-- Begin --
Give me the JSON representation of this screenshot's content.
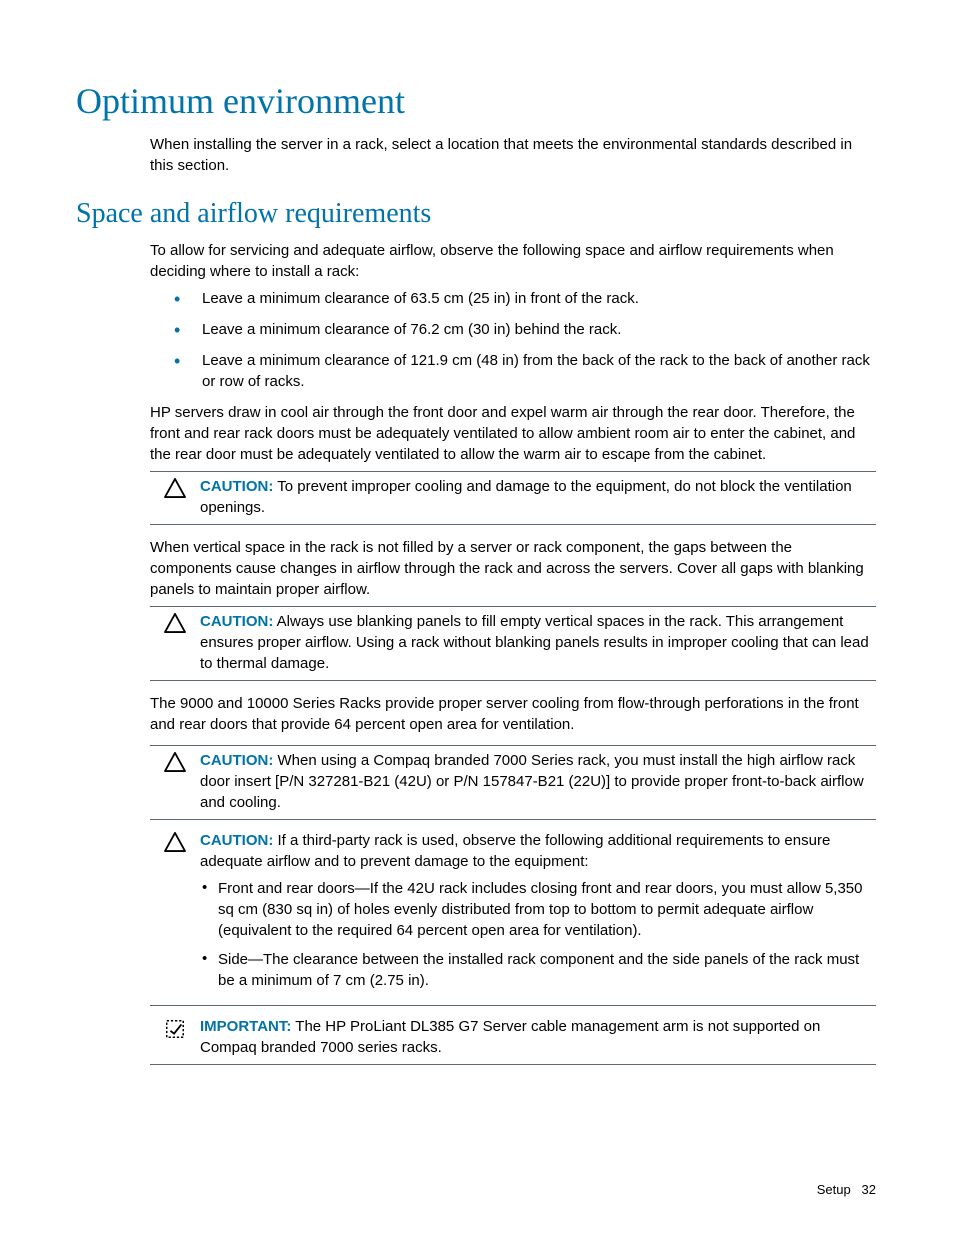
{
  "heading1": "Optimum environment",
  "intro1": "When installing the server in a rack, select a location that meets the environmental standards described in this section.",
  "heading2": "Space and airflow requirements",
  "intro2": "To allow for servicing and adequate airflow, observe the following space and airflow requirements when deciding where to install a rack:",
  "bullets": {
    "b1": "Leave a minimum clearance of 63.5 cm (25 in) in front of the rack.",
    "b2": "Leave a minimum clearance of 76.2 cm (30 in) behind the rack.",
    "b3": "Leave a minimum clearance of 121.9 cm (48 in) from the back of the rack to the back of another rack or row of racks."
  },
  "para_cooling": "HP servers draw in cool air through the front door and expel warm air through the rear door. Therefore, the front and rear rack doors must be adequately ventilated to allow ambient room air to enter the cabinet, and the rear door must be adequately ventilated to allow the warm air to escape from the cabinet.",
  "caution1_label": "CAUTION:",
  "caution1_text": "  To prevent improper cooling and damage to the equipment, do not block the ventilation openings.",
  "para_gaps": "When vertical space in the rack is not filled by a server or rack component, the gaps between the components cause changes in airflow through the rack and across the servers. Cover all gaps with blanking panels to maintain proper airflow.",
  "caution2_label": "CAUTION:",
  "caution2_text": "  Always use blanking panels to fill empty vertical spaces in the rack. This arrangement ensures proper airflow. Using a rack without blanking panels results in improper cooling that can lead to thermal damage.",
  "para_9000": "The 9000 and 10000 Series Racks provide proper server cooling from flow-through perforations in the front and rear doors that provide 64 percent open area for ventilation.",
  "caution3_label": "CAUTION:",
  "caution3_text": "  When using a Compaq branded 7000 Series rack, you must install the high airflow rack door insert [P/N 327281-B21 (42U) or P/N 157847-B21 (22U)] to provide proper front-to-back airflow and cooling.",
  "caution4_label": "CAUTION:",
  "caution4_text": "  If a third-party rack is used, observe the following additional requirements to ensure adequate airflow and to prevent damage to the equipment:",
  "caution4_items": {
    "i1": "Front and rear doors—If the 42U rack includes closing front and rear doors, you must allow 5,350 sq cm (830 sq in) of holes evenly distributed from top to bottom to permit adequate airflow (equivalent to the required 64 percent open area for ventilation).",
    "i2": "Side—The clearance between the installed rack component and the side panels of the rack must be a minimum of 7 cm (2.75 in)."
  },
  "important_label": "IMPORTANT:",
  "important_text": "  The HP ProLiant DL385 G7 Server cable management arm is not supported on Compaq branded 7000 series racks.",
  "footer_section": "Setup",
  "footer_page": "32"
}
-- End --
-- Begin --
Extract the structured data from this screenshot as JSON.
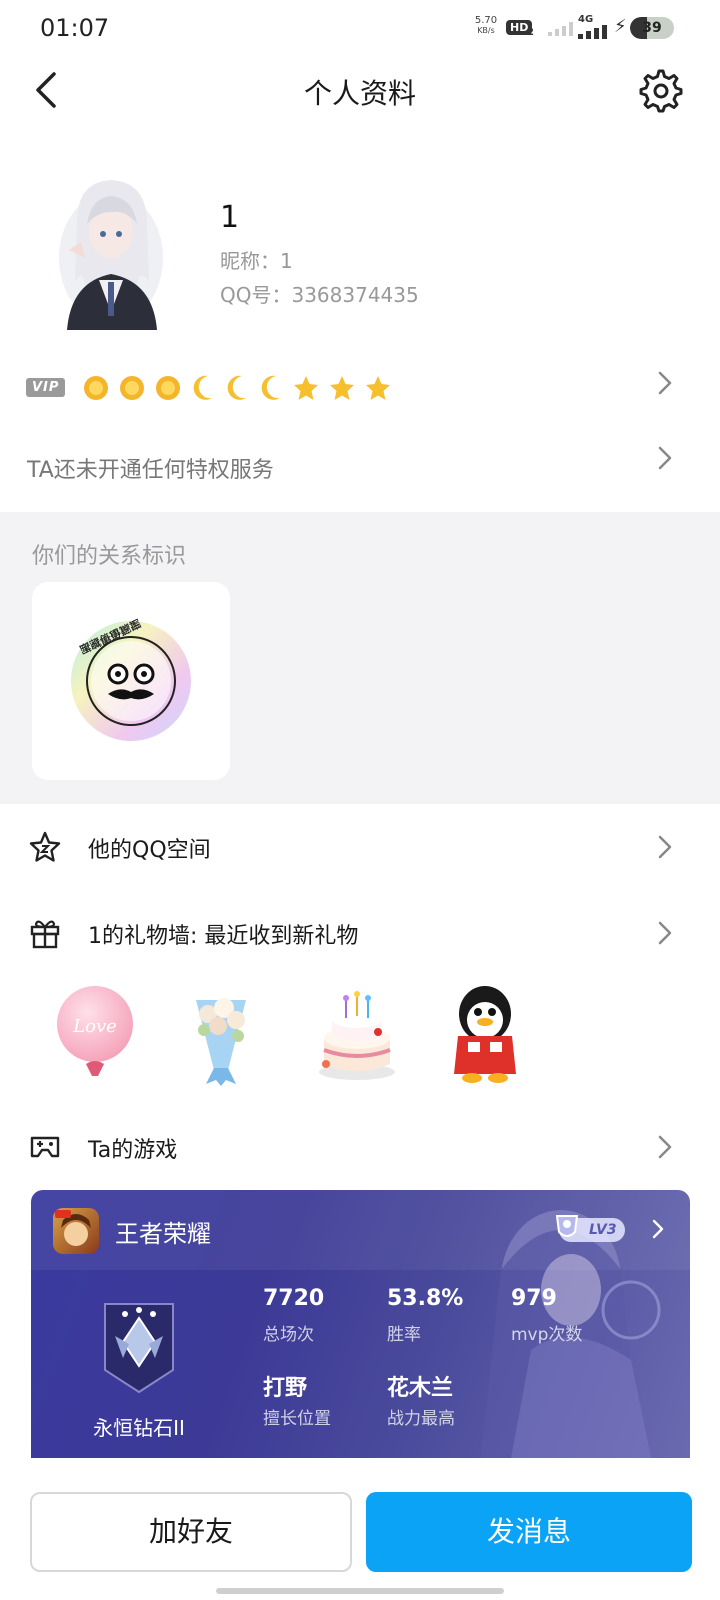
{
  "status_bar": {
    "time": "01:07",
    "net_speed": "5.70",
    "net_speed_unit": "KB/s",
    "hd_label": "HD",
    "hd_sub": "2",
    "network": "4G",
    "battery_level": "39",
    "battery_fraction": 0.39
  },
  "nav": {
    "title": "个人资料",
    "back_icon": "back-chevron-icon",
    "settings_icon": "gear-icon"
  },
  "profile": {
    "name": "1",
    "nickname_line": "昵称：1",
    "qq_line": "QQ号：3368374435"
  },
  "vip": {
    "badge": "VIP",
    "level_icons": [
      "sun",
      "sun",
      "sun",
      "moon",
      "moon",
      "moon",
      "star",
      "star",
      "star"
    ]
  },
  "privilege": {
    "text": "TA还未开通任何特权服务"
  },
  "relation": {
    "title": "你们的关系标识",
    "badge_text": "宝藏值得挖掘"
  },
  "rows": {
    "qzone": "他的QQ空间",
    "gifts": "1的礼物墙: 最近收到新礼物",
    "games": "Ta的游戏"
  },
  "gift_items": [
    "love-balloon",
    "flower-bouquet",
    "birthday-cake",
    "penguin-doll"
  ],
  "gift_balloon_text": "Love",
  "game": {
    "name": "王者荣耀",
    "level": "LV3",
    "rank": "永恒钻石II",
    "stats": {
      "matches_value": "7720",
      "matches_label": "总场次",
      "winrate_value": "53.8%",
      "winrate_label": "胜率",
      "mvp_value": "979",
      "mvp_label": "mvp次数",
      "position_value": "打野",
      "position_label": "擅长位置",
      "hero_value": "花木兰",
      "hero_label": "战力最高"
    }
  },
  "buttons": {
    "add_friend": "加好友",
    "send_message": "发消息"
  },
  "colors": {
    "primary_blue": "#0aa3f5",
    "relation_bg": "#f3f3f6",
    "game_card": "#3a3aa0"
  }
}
-- End --
Identify all lines in the records above with the word "must".

The completed task>
  "para_cooling": "HP servers draw in cool air through the front door and expel warm air through the rear door. Therefore, the front and rear rack doors must be adequately ventilated to allow ambient room air to enter the cabinet, and the rear door must be adequately ventilated to allow the warm air to escape from the cabinet.",
  "caution3_text": "  When using a Compaq branded 7000 Series rack, you must install the high airflow rack door insert [P/N 327281-B21 (42U) or P/N 157847-B21 (22U)] to provide proper front-to-back airflow and cooling.",
    "i1": "Front and rear doors—If the 42U rack includes closing front and rear doors, you must allow 5,350 sq cm (830 sq in) of holes evenly distributed from top to bottom to permit adequate airflow (equivalent to the required 64 percent open area for ventilation).",
    "i2": "Side—The clearance between the installed rack component and the side panels of the rack must be a minimum of 7 cm (2.75 in)."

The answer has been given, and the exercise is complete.